§ **What is required**
Pull out every line below that holds the word "ZRFX".

§ **Some records**
================
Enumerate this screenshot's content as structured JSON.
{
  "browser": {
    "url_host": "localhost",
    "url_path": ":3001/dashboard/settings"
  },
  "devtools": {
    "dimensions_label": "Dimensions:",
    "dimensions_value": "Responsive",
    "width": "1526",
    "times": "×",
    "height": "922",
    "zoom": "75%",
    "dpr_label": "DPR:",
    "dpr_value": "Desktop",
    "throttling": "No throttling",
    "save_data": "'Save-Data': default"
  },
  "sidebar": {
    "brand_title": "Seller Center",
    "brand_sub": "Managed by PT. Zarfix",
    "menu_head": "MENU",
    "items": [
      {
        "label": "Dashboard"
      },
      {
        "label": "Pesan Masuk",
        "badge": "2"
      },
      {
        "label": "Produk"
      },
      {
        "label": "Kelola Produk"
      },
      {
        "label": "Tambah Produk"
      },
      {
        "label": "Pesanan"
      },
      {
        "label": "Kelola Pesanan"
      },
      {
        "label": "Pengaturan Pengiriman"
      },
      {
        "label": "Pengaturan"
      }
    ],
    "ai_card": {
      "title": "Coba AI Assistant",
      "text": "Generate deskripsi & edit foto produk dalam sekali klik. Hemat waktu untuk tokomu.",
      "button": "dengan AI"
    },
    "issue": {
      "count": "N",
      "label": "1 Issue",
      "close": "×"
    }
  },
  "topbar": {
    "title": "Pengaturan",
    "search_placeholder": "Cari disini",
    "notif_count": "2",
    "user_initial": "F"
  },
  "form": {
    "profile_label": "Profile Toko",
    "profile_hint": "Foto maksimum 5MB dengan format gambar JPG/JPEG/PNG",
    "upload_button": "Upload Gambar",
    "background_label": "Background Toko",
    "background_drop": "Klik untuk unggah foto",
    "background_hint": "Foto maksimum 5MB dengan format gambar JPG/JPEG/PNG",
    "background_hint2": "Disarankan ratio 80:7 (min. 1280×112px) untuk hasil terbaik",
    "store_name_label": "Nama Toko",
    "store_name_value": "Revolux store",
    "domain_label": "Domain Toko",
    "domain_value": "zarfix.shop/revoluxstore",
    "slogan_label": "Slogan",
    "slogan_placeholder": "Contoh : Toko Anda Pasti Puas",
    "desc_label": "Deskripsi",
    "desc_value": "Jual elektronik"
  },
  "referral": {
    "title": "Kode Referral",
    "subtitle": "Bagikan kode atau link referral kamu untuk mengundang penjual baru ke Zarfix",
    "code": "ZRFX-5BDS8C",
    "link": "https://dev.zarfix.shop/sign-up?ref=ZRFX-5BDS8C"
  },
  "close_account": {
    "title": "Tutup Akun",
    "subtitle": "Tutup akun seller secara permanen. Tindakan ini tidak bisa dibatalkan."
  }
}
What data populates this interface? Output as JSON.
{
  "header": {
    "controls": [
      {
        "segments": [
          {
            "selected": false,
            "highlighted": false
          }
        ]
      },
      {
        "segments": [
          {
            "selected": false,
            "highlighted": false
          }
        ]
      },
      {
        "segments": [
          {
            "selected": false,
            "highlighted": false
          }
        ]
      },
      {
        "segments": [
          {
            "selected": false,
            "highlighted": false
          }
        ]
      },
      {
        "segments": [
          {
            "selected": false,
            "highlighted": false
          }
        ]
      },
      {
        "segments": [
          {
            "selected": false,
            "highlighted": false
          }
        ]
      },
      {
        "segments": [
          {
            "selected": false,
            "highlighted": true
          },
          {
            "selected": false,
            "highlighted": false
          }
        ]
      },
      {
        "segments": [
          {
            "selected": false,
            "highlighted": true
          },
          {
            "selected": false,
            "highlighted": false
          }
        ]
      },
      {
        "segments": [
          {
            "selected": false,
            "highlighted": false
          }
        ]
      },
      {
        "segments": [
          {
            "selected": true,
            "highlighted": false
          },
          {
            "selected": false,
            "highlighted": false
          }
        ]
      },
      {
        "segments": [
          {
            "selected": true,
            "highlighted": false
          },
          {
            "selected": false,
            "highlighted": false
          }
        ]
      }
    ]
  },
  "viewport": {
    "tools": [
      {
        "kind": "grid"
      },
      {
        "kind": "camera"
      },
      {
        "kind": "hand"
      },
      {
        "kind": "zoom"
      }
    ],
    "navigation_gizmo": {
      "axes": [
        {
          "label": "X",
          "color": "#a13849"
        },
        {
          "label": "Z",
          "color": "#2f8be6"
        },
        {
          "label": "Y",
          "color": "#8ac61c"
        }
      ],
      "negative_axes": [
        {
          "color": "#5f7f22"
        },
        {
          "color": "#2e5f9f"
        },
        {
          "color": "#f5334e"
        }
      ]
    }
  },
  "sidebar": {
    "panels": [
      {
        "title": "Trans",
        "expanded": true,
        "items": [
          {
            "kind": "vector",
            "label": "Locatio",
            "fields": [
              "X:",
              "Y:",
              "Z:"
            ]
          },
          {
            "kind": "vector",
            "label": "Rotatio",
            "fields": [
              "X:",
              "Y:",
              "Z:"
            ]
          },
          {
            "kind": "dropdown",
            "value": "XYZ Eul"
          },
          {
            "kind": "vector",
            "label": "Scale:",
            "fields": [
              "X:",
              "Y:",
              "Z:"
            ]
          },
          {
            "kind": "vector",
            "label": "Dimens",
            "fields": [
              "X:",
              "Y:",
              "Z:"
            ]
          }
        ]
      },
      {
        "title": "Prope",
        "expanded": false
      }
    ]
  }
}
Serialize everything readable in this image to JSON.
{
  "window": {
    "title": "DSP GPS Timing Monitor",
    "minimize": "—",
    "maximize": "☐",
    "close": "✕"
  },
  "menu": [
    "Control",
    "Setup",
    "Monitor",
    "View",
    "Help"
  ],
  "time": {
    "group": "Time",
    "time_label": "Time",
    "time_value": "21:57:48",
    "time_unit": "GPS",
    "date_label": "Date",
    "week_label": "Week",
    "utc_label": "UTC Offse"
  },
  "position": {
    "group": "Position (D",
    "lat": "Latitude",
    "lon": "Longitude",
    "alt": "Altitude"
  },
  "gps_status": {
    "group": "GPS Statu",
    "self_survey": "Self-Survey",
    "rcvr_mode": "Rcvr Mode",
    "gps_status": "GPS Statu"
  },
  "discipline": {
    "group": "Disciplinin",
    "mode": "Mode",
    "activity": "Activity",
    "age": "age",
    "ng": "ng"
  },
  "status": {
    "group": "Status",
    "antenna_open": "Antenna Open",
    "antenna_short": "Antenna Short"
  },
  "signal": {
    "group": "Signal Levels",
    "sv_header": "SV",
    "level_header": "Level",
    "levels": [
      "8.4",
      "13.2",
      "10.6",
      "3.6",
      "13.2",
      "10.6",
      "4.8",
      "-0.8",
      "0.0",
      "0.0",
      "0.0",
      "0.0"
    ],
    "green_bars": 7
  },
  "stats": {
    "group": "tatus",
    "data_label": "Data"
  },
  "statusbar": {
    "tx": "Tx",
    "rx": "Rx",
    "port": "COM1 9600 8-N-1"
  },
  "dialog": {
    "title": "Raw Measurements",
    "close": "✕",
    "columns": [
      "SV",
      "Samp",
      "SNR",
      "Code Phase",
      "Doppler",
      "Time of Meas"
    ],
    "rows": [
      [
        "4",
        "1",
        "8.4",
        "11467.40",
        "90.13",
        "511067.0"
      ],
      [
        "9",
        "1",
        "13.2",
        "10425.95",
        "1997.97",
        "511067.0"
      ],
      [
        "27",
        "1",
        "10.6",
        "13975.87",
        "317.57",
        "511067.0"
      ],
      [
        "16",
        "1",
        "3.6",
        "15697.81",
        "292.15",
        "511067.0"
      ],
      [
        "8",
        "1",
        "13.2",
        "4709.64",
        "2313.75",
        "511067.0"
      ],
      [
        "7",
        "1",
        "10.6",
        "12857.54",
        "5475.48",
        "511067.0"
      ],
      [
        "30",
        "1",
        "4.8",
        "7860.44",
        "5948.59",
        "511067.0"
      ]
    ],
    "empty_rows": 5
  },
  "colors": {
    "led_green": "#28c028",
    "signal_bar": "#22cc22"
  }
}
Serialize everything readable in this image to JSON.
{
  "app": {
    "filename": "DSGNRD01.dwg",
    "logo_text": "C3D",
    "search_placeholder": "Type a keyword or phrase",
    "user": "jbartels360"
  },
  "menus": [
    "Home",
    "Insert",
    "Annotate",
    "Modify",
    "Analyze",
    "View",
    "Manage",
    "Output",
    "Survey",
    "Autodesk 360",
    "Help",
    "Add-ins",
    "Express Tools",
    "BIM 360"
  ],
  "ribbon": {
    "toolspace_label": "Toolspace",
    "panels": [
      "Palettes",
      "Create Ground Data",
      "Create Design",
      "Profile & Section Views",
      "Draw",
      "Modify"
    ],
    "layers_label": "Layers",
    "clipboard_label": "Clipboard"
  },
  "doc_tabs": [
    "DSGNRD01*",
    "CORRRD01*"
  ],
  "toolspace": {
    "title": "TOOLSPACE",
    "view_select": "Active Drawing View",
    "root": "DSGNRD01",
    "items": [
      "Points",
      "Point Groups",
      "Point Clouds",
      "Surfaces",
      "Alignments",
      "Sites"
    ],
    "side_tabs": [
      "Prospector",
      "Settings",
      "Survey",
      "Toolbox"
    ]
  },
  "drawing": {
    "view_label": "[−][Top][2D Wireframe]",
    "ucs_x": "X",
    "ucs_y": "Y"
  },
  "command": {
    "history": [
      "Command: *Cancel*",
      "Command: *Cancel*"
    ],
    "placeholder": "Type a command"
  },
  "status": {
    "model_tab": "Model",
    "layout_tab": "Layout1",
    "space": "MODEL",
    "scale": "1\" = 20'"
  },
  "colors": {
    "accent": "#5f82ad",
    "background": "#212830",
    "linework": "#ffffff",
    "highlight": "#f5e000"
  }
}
================
§ **Worked answer**
    "code": "ZRFX-5BDS8C",
    "link": "https://dev.zarfix.shop/sign-up?ref=ZRFX-5BDS8C"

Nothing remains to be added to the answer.